**Aim of the exercise**
State the number of lines, and only that number, in which the word "screenshot" appears.

**Data supplied**
▼▼▼
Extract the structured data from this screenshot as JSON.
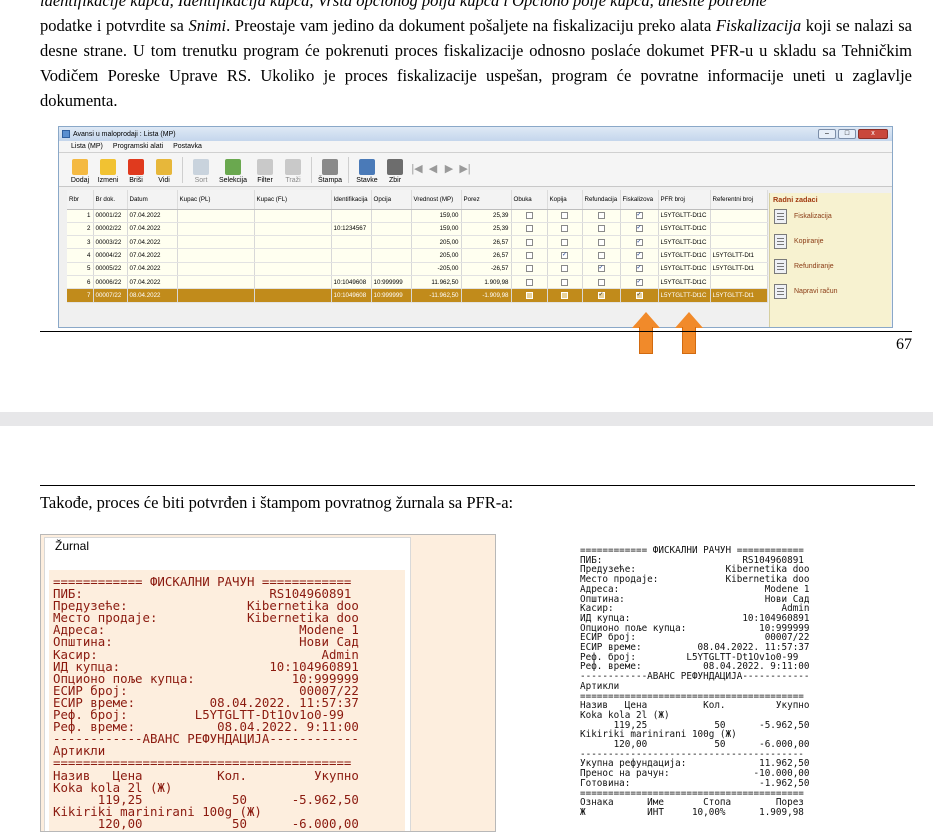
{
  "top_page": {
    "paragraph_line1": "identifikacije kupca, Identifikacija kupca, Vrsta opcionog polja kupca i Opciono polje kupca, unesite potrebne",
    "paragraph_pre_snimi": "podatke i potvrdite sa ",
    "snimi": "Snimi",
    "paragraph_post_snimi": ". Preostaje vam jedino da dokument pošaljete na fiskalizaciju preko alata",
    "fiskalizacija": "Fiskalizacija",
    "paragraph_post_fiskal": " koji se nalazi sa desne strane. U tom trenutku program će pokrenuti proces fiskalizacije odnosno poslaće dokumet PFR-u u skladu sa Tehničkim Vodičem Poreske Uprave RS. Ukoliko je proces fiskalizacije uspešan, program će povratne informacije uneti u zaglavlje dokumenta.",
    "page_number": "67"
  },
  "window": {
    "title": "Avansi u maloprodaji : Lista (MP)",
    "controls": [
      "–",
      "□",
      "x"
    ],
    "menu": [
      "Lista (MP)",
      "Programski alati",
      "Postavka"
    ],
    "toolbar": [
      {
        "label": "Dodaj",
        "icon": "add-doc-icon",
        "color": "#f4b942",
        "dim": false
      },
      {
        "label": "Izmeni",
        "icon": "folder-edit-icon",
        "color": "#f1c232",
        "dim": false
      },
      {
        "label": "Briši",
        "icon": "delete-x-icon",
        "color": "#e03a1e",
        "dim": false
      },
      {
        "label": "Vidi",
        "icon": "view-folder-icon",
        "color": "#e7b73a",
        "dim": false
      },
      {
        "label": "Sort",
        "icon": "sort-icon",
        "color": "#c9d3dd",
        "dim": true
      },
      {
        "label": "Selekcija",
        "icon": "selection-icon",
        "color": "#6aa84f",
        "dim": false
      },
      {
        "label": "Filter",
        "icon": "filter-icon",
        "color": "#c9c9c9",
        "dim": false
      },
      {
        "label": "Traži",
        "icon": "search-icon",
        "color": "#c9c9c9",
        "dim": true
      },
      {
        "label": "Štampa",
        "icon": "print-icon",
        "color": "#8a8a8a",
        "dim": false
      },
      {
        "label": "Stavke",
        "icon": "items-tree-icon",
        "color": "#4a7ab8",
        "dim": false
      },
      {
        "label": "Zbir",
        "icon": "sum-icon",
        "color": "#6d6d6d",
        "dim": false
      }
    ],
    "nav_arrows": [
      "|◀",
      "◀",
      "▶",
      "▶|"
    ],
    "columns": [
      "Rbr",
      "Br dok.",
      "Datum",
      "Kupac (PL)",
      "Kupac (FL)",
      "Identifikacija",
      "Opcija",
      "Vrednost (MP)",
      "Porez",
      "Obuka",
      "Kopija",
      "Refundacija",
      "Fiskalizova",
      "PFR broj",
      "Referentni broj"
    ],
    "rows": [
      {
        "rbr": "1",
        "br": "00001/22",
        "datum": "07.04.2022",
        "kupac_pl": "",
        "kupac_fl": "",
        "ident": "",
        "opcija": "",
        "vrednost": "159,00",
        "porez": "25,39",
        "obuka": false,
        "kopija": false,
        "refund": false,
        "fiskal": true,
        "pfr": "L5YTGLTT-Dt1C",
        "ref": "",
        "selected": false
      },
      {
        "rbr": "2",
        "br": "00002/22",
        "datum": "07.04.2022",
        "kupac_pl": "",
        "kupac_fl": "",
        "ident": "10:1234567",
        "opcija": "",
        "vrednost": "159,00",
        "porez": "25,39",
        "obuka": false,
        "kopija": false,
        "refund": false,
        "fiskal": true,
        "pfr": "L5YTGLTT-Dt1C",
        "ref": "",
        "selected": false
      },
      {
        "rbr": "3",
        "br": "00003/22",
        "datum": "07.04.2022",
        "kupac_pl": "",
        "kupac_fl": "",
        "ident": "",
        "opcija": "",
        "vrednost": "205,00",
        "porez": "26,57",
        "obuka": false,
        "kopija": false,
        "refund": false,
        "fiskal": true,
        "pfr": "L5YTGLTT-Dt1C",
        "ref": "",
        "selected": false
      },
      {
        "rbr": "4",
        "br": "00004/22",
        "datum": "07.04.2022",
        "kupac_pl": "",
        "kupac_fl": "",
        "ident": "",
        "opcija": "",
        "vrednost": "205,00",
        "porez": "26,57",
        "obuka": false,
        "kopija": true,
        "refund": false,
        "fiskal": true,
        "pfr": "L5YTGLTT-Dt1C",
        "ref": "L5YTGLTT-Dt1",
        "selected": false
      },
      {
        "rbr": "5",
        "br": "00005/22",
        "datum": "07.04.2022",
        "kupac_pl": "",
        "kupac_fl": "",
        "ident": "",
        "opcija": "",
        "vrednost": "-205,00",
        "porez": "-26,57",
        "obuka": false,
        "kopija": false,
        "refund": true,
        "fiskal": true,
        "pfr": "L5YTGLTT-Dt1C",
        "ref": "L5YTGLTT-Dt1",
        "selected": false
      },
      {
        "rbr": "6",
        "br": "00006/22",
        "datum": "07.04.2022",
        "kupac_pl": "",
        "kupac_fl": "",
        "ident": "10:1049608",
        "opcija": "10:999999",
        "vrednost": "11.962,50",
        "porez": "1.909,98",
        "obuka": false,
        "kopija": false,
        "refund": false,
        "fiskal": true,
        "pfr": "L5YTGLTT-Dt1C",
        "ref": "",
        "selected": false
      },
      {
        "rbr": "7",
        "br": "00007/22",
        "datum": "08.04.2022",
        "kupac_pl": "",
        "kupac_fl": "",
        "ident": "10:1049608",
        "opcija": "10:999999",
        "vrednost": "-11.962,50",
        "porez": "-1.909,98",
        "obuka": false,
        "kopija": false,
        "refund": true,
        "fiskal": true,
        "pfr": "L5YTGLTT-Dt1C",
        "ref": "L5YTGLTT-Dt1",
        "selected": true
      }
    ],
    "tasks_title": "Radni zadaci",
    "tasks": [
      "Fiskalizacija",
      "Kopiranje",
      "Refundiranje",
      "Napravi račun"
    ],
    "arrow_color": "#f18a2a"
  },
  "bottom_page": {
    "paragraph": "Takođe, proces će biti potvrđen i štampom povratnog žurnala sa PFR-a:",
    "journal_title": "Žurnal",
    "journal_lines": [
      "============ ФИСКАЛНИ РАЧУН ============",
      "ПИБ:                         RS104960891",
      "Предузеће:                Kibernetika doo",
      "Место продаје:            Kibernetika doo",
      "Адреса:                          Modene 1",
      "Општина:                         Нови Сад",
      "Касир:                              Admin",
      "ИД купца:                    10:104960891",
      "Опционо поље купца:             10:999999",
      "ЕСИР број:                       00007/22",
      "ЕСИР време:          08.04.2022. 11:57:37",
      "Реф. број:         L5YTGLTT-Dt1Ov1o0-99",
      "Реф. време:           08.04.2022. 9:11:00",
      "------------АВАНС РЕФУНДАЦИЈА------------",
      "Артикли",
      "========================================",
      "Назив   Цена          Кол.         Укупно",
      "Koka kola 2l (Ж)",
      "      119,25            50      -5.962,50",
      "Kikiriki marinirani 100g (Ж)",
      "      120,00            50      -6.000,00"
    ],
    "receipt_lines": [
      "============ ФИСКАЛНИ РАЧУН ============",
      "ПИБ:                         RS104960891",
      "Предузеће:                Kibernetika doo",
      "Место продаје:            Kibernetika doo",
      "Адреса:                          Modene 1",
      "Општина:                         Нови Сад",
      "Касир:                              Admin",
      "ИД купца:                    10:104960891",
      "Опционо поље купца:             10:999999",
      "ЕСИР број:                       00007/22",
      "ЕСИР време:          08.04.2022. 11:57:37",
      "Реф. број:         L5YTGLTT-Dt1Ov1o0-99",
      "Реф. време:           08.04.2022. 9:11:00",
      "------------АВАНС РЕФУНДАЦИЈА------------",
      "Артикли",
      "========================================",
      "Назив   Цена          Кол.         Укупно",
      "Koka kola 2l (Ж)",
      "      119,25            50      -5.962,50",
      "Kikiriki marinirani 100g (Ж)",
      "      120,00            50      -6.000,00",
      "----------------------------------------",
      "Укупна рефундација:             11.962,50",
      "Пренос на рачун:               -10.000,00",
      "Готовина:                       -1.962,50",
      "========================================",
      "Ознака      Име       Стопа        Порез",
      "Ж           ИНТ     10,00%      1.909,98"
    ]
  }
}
▲▲▲
▼▼▼
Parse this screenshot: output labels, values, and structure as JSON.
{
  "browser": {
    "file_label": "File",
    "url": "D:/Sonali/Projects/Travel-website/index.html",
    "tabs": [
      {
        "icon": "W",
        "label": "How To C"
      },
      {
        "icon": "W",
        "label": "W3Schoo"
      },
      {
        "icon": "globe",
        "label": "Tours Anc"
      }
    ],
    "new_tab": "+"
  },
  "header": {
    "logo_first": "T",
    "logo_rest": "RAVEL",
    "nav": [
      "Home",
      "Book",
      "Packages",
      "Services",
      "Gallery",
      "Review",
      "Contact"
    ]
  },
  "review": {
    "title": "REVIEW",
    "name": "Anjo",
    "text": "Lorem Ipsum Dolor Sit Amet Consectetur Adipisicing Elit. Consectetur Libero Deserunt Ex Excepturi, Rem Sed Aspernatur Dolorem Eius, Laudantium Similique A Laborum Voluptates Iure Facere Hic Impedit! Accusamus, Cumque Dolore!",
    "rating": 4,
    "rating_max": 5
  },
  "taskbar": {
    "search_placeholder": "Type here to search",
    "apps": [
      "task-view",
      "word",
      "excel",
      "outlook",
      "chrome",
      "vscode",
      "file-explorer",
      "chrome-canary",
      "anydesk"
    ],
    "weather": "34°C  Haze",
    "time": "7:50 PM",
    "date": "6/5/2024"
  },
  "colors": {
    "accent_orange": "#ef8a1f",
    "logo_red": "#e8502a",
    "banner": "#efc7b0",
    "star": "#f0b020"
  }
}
▲▲▲
**Answer to this exercise**
2